Records for this exercise =
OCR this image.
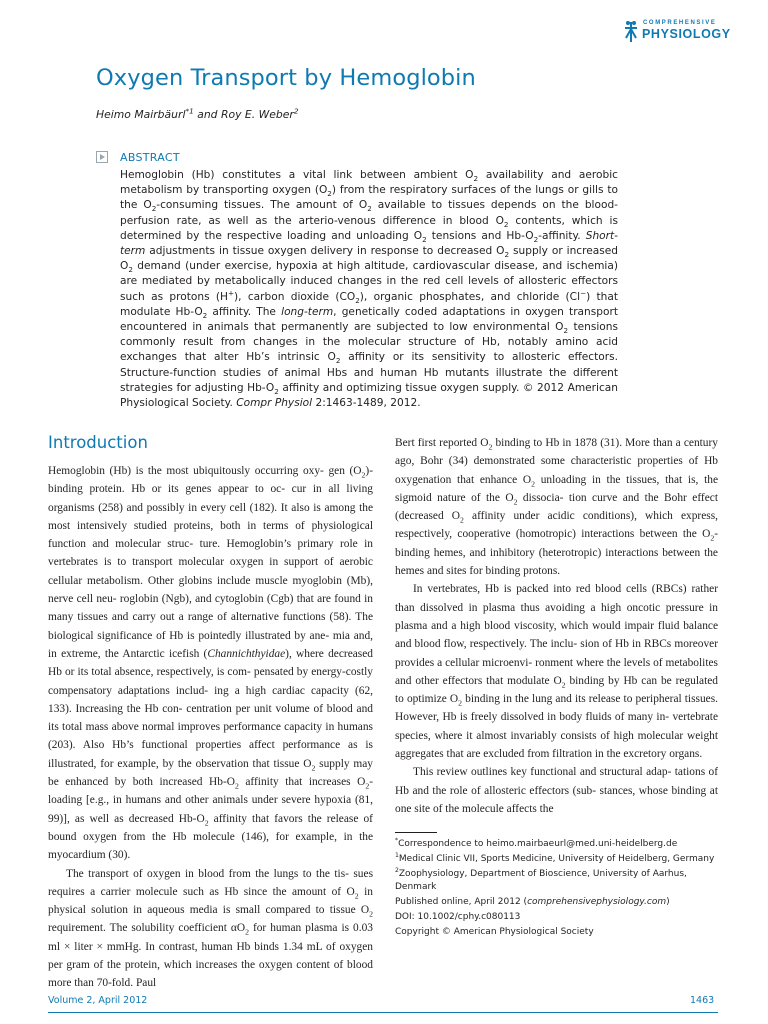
COMPREHENSIVE
PHYSIOLOGY
Oxygen Transport by Hemoglobin
Heimo Mairbäurl$^{*1}$ and Roy E. Weber$^2$
ABSTRACT
Hemoglobin (Hb) constitutes a vital link between ambient $O_2$ availability and aerobic metabolism by transporting oxygen $(O_2)$ from the respiratory surfaces of the lungs or gills to the $O_2$-consuming tissues. The amount of $O_2$ available to tissues depends on the blood-perfusion rate, as well as the arterio-venous difference in blood $O_2$ contents, which is determined by the respective loading and unloading $O_2$ tensions and $Hb-O_2$-affinity. Short-term adjustments in tissue oxygen delivery in response to decreased $O_2$ supply or increased $O_2$ demand (under exercise, hypoxia at high altitude, cardiovascular disease, and ischemia) are mediated by metabolically induced changes in the red cell levels of allosteric effectors such as protons (H+), carbon dioxide $(CO_2)$, organic phosphates, and chloride (Cl−) that modulate $Hb-O_2$ affinity. The long-term, genetically coded adaptations in oxygen transport encountered in animals that permanently are subjected to low environmental $O_2$ tensions commonly result from changes in the molecular structure of Hb, notably amino acid exchanges that alter Hb’s intrinsic $O_2$ affinity or its sensitivity to allosteric effectors. Structure-function studies of animal Hbs and human Hb mutants illustrate the different strategies for adjusting $Hb-O_2$ affinity and optimizing tissue oxygen supply. © 2012 American Physiological Society. Compr Physiol 2:1463-1489, 2012.
Introduction

Hemoglobin (Hb) is the most ubiquitously occurring oxy- gen $(O_2)$-binding protein. Hb or its genes appear to oc- cur in all living organisms (258) and possibly in every cell (182). It also is among the most intensively studied proteins, both in terms of physiological function and molecular struc- ture. Hemoglobin’s primary role in vertebrates is to transport molecular oxygen in support of aerobic cellular metabolism. Other globins include muscle myoglobin (Mb), nerve cell neu- roglobin (Ngb), and cytoglobin (Cgb) that are found in many tissues and carry out a range of alternative functions (58). The biological significance of Hb is pointedly illustrated by ane- mia and, in extreme, the Antarctic icefish (Channichthyidae), where decreased Hb or its total absence, respectively, is com- pensated by energy-costly compensatory adaptations includ- ing a high cardiac capacity (62, 133). Increasing the Hb con- centration per unit volume of blood and its total mass above normal improves performance capacity in humans (203). Also Hb’s functional properties affect performance as is illustrated, for example, by the observation that tissue $O_2$ supply may be enhanced by both increased $Hb-O_2$ affinity that increases $O_2$-loading [e.g., in humans and other animals under severe hypoxia (81, 99)], as well as decreased $Hb-O_2$ affinity that favors the release of bound oxygen from the Hb molecule (146), for example, in the myocardium (30).

The transport of oxygen in blood from the lungs to the tis- sues requires a carrier molecule such as Hb since the amount of $O_2$ in physical solution in aqueous media is small compared to tissue $O_2$ requirement. The solubility coefficient $\alpha O_2$ for human plasma is 0.03 ml × liter × mmHg. In contrast, human Hb binds 1.34 mL of oxygen per gram of the protein, which increases the oxygen content of blood more than 70-fold. Paul

Bert first reported $O_2$ binding to Hb in 1878 (31). More than a century ago, Bohr (34) demonstrated some characteristic properties of Hb oxygenation that enhance $O_2$ unloading in the tissues, that is, the sigmoid nature of the $O_2$ dissocia- tion curve and the Bohr effect (decreased $O_2$ affinity under acidic conditions), which express, respectively, cooperative (homotropic) interactions between the $O_2$-binding hemes, and inhibitory (heterotropic) interactions between the hemes and sites for binding protons.

In vertebrates, Hb is packed into red blood cells (RBCs) rather than dissolved in plasma thus avoiding a high oncotic pressure in plasma and a high blood viscosity, which would impair fluid balance and blood flow, respectively. The inclu- sion of Hb in RBCs moreover provides a cellular microenvi- ronment where the levels of metabolites and other effectors that modulate $O_2$ binding by Hb can be regulated to optimize $O_2$ binding in the lung and its release to peripheral tissues. However, Hb is freely dissolved in body fluids of many in- vertebrate species, where it almost invariably consists of high molecular weight aggregates that are excluded from filtration in the excretory organs.

This review outlines key functional and structural adap- tations of Hb and the role of allosteric effectors (sub- stances, whose binding at one site of the molecule affects the

*Correspondence to heimo.mairbaeurl@med.uni-heidelberg.de

$^1$Medical Clinic VII, Sports Medicine, University of Heidelberg, Germany

$^2$Zoophysiology, Department of Bioscience, University of Aarhus, Denmark

Published online, April 2012 (comprehensivephysiology.com)

DOI: 10.1002/cphy.c080113

Copyright © American Physiological Society

Volume 2, April 2012	1463
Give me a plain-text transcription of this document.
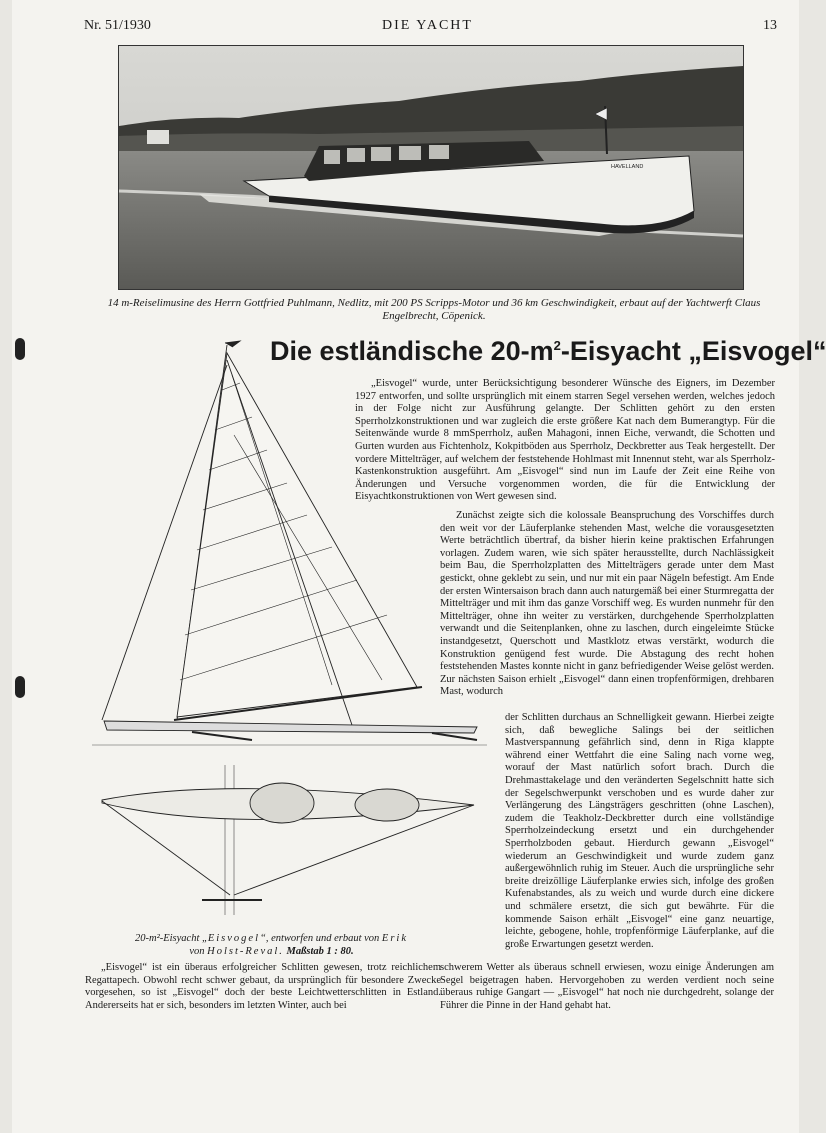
Nr. 51/1930	DIE YACHT	13
HAVELLAND
14 m-Reiselimusine des Herrn Gottfried Puhlmann, Nedlitz, mit 200 PS Scripps-Motor und 36 km Geschwindigkeit, erbaut auf der Yachtwerft Claus Engelbrecht, Cöpenick.
Die estländische $20-m^2$-Eisyacht „Eisvogel“

„Eisvogel“ wurde, unter Berücksichtigung besonderer Wünsche des Eigners, im Dezember 1927 entworfen, und sollte ursprünglich mit einem starren Segel versehen werden, welches jedoch in der Folge nicht zur Ausführung gelangte. Der Schlitten gehört zu den ersten Sperrholzkonstruktionen und war zugleich die erste größere Kat nach dem Bumerangtyp. Für die Seitenwände wurde 8 mmSperrholz, außen Mahagoni, innen Eiche, verwandt, die Schotten und Gurten wurden aus Fichtenholz, Kokpitböden aus Sperrholz, Deckbretter aus Teak hergestellt. Der vordere Mittelträger, auf welchem der feststehende Hohlmast mit Innennut steht, war als Sperrholz-Kastenkonstruktion ausgeführt. Am „Eisvogel“ sind nun im Laufe der Zeit eine Reihe von Änderungen und Versuche vorgenommen worden, die für die Entwicklung der Eisyachtkonstruktionen von Wert gewesen sind.

Zunächst zeigte sich die kolossale Beanspruchung des Vorschiffes durch den weit vor der Läuferplanke stehenden Mast, welche die vorausgesetzten Werte beträchtlich übertraf, da bisher hierin keine praktischen Erfahrungen vorlagen. Zudem waren, wie sich später herausstellte, durch Nachlässigkeit beim Bau, die Sperrholzplatten des Mittelträgers gerade unter dem Mast gestickt, ohne geklebt zu sein, und nur mit ein paar Nägeln befestigt. Am Ende der ersten Wintersaison brach dann auch naturgemäß bei einer Sturmregatta der Mittelträger und mit ihm das ganze Vorschiff weg. Es wurden nunmehr für den Mittelträger, ohne ihn weiter zu verstärken, durchgehende Sperrholzplatten verwandt und die Seitenplanken, ohne zu laschen, durch eingeleimte Stücke instandgesetzt, Querschott und Mastklotz etwas verstärkt, wodurch die Konstruktion genügend fest wurde. Die Abstagung des recht hohen feststehenden Mastes konnte nicht in ganz befriedigender Weise gelöst werden. Zur nächsten Saison erhielt „Eisvogel“ dann einen tropfenförmigen, drehbaren Mast, wodurch

der Schlitten durchaus an Schnelligkeit gewann. Hierbei zeigte sich, daß bewegliche Salings bei der seitlichen Mastverspannung gefährlich sind, denn in Riga klappte während einer Wettfahrt die eine Saling nach vorne weg, worauf der Mast natürlich sofort brach. Durch die Drehmasttakelage und den veränderten Segelschnitt hatte sich der Segelschwerpunkt verschoben und es wurde daher zur Verlängerung des Längsträgers geschritten (ohne Laschen), zudem die Teakholz-Deckbretter durch eine vollständige Sperrholzeindeckung ersetzt und ein durchgehender Sperrholzboden gebaut. Hierdurch gewann „Eisvogel“ wiederum an Geschwindigkeit und wurde zudem ganz außergewöhnlich ruhig im Steuer. Auch die ursprüngliche sehr breite dreizöllige Läuferplanke erwies sich, infolge des großen Kufenabstandes, als zu weich und wurde durch eine dickere und schmälere ersetzt, die sich gut bewährte. Für die kommende Saison erhält „Eisvogel“ eine ganz neuartige, leichte, gebogene, hohle, tropfenförmige Läuferplanke, auf die große Erwartungen gesetzt werden.

20-m²-Eisyacht „Eisvogel“, entworfen und erbaut von Erik
von Holst-Reval. Maßstab 1 : 80.

„Eisvogel“ ist ein überaus erfolgreicher Schlitten gewesen, trotz reichlichem Regattapech. Obwohl recht schwer gebaut, da ursprünglich für besondere Zwecke vorgesehen, so ist „Eisvogel“ doch der beste Leichtwetterschlitten in Estland. Andererseits hat er sich, besonders im letzten Winter, auch bei

schwerem Wetter als überaus schnell erwiesen, wozu einige Änderungen am Segel beigetragen haben. Hervorgehoben zu werden verdient noch seine überaus ruhige Gangart — „Eisvogel“ hat noch nie durchgedreht, solange der Führer die Pinne in der Hand gehabt hat.
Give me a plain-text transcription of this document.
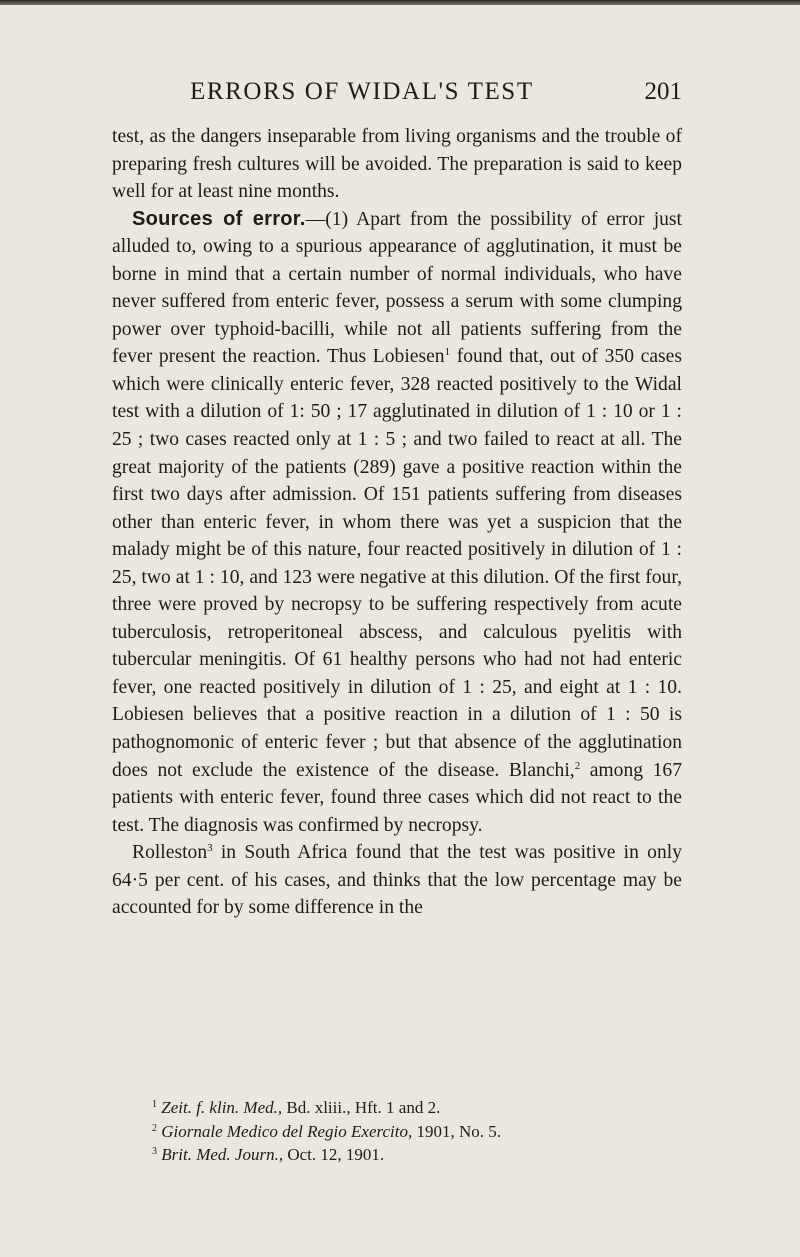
ERRORS OF WIDAL'S TEST	201

test, as the dangers inseparable from living organisms and the trouble of preparing fresh cultures will be avoided. The preparation is said to keep well for at least nine months.

Sources of error.—(1) Apart from the possibility of error just alluded to, owing to a spurious appearance of agglutination, it must be borne in mind that a certain number of normal individuals, who have never suffered from enteric fever, possess a serum with some clumping power over typhoid-bacilli, while not all patients suffering from the fever present the reaction. Thus Lobiesen$^1$ found that, out of 350 cases which were clinically enteric fever, 328 reacted positively to the Widal test with a dilution of 1: 50 ; 17 agglutinated in dilution of 1 : 10 or 1 : 25 ; two cases reacted only at 1 : 5 ; and two failed to react at all. The great majority of the patients (289) gave a positive reaction within the first two days after admission. Of 151 patients suffering from diseases other than enteric fever, in whom there was yet a suspicion that the malady might be of this nature, four reacted positively in dilution of 1 : 25, two at 1 : 10, and 123 were negative at this dilution. Of the first four, three were proved by necropsy to be suffering respectively from acute tuberculosis, retroperitoneal abscess, and calculous pyelitis with tubercular meningitis. Of 61 healthy persons who had not had enteric fever, one reacted positively in dilution of 1 : 25, and eight at 1 : 10. Lobiesen believes that a positive reaction in a dilution of 1 : 50 is pathognomonic of enteric fever ; but that absence of the agglutination does not exclude the existence of the disease. Blanchi,$^2$ among 167 patients with enteric fever, found three cases which did not react to the test. The diagnosis was confirmed by necropsy.

Rolleston$^3$ in South Africa found that the test was positive in only 64·5 per cent. of his cases, and thinks that the low percentage may be accounted for by some difference in the

$^1$ Zeit. f. klin. Med., Bd. xliii., Hft. 1 and 2.

$^2$ Giornale Medico del Regio Exercito, 1901, No. 5.

$^3$ Brit. Med. Journ., Oct. 12, 1901.
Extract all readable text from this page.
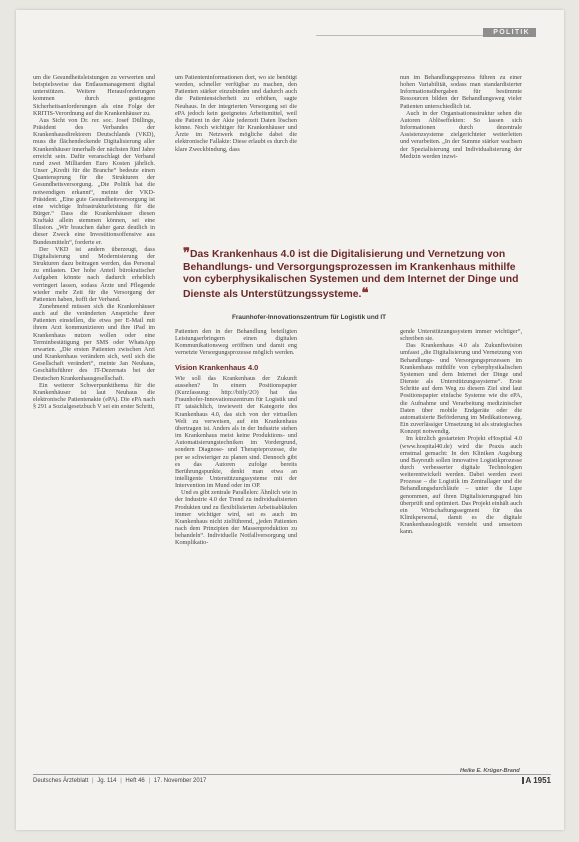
POLITIK

um die Gesundheitsleistungen zu verwerten und beispielsweise das Entlassmanagement digital unterstützen. Weitere Herausforderungen kommen durch gestiegene Sicherheitsanforderungen als eine Folge der KRITIS-Verordnung auf die Krankenhäuser zu.

Aus Sicht von Dr. rer. soc. Josef Düllings, Präsident des Verbandes der Krankenhausdirektoren Deutschlands (VKD), muss die flächendeckende Digitalisierung aller Krankenhäuser innerhalb der nächsten fünf Jahre erreicht sein. Dafür veranschlagt der Verband rund zwei Milliarden Euro Kosten jährlich. Unser „Kredit für die Branche“ bedeute einen Quantensprung für die Strukturen der Gesundheitsversorgung. „Die Politik hat die notwendigen erkannt“, meinte der VKD-Präsident. „Eine gute Gesundheitsversorgung ist eine wichtige Infrastrukturleistung für die Bürger.“ Dass die Krankenhäuser diesen Kraftakt allein stemmen können, sei eine Illusion. „Wir brauchen daher ganz deutlich in dieser Zweck eine Investitionsoffensive aus Bundesmitteln“, forderte er.

Der VKD ist andern überzeugt, dass Digitalisierung und Modernisierung der Strukturen dazu beitragen werden, das Personal zu entlasten. Der hohe Anteil bürokratischer Aufgaben könnte nach dadurch erheblich verringert lassen, sodass Ärzte und Pflegende wieder mehr Zeit für die Versorgung der Patienten haben, hofft der Verband.

Zunehmend müssen sich die Krankenhäuser auch auf die veränderten Ansprüche ihrer Patienten einstellen, die etwa per E-Mail mit ihrem Arzt kommunizieren und ihre iPad im Krankenhaus nutzen wollen oder eine Terminbestätigung per SMS oder WhatsApp erwarten. „Die ersten Patienten zwischen Arzt und Krankenhaus verändern sich, weil sich die Gesellschaft verändert“, meinte Jan Neuhaus, Geschäftsführer des IT-Dezernats bei der Deutschen Krankenhausgesellschaft.

Ein weiterer Schwerpunktthema für die Krankenhäuser ist laut Neuhaus die elektronische Patientenakte (ePA). Die ePA nach § 291 a Sozialgesetzbuch V sei ein erster Schritt,

um Patienteninformationen dort, wo sie benötigt werden, schneller verfügbar zu machen, den Patienten stärker einzubinden und dadurch auch die Patientensicherheit zu erhöhen, sagte Neuhaus. In der integrierten Versorgung sei die ePA jedoch kein geeignetes Arbeitsmittel, weil die Patient in der Akte jederzeit Daten löschen könne. Noch wichtiger für Krankenhäuser und Ärzte im Netzwerk mögliche dabei die elektronische Fallakte: Diese erlaubt es durch die klare Zweckbindung, dass

nun im Behandlungsprozess führen zu einer hohen Variabilität, sodass man standardisierter Informationsübergaben für bestimmte Ressourcen bilden der Behandlungsweg vieler Patienten unterschiedlich ist.

Auch in der Organisationsstruktur sehen die Autoren Ablöseffekten: So lassen sich Informationen durch dezentrale Assistenzsysteme zielgerichteter weiterleiten und verarbeiten. „In der Summe stärker wachsen der Spezialisierung und Individualisierung der Medizin werden inzwi-

❞Das Krankenhaus 4.0 ist die Digitalisierung und Vernetzung von Behandlungs- und Versorgungsprozessen im Krankenhaus mithilfe von cyberphysikalischen Systemen und dem Internet der Dinge und Dienste als Unterstützungssysteme.❝
Fraunhofer-Innovationszentrum für Logistik und IT

Patienten den in der Behandlung beteiligten Leistungserbringern einen digitalen Kommunikationsweg eröffnen und damit eng vernetzte Versorgungsprozesse möglich werden.

Vision Krankenhaus 4.0

Wie soll das Krankenhaus der Zukunft aussehen? In einem Positionspapier (Kurzfassung: http://bitly/2O) hat das Fraunhofer-Innovationszentrum für Logistik und IT tatsächlich, inwieweit der Kategorie des Krankenhaus 4.0, das sich von der virtuellen Welt zu verweisen, auf ein Krankenhaus übertragen ist. Anders als in der Industrie stehen im Krankenhaus meist keine Produktions- und Automatisierungstechniken im Vordergrund, sondern Diagnose- und Therapieprozesse, die per se schwieriger zu planen sind. Dennoch gibt es das Autoren zufolge bereits Berührungspunkte, denkt man etwa an intelligente Unterstützungssysteme mit der Intervention im Mund oder im OP.

Und es gibt zentrale Parallelen: Ähnlich wie in der Industrie 4.0 der Trend zu individualisierten Produkten und zu flexibilisierten Arbeitsabläufen immer wichtiger wird, sei es auch im Krankenhaus nicht zielführend, „jeden Patienten nach dem Prinzipien der Massenproduktion zu behandeln“. Individuelle Notfallversorgung und Komplikatio-

gende Unterstützungssystem immer wichtiger“, schreiben sie.

Das Krankenhaus 4.0 als Zukunftsvision umfasst „die Digitalisierung und Vernetzung von Behandlungs- und Versorgungsprozessen im Krankenhaus mithilfe von cyberphysikalischen Systemen und dem Internet der Dinge und Dienste als Unterstützungssysteme“. Erste Schritte auf dem Weg zu diesem Ziel sind laut Positionspapier einfache Systeme wie die ePA, die Aufnahme und Verarbeitung medizinischer Daten über mobile Endgeräte oder die automatisierte Beförderung im Medikationsweg. Ein zuverlässiger Umsetzung ist als strategisches Konzept notwendig.

Im kürzlich gestarteten Projekt eHospital 4.0 (www.hospital40.de) wird die Praxis auch ernstmal gemacht: In den Kliniken Augsburg und Bayreuth sollen innovative Logistikprozesse durch verbesserter digitale Technologien weiterentwickelt werden. Dabei werden zwei Prozesse – die Logistik im Zentrallager und die Behandlungsdurchläufe – unter die Lupe genommen, auf ihren Digitalisierungsgrad hin überprüft und optimiert. Das Projekt einhält auch ein Wirtschaftungssegment für das Klinikpersonal, damit es die digitale Krankenhauslogistik versteht und umsetzen kann.

Heike E. Krüger-Brand
Deutsches Ärzteblatt | Jg. 114 | Heft 46 | 17. November 2017	A 1951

Work instructions = Scan the records above for the string "immer", then report every line that contains it.

Task solution =
Und es gibt zentrale Parallelen: Ähnlich wie in der Industrie 4.0 der Trend zu individualisierten Produkten und zu flexibilisierten Arbeitsabläufen immer wichtiger wird, sei es auch im Krankenhaus nicht zielführend, „jeden Patienten nach dem Prinzipien der Massenproduktion zu behandeln“. Individuelle Notfallversorgung und Komplikatio-
gende Unterstützungssystem immer wichtiger“, schreiben sie.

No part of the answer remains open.